*Direction*: Repeat the records below exactly.

·····

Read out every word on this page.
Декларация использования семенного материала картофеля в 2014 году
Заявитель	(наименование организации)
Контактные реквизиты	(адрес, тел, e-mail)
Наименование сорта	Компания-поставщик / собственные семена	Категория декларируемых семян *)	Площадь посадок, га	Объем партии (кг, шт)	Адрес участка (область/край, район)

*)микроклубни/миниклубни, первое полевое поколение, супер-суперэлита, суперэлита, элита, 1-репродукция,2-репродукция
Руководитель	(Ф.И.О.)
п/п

·····

*The output*:
Read out every word on this page.
Декларация использования семенного материала картофеля в 2014 году
Заявитель	(наименование организации)
Контактные реквизиты	(адрес, тел, e-mail)
Наименование сорта	Компания-поставщик / собственные семена	Категория декларируемых семян *)	Площадь посадок, га	Объем партии (кг, шт)	Адрес участка (область/край, район)

*)микроклубни/миниклубни, первое полевое поколение, супер-суперэлита, суперэлита, элита, 1-репродукция,2-репродукция
Руководитель	(Ф.И.О.)
п/п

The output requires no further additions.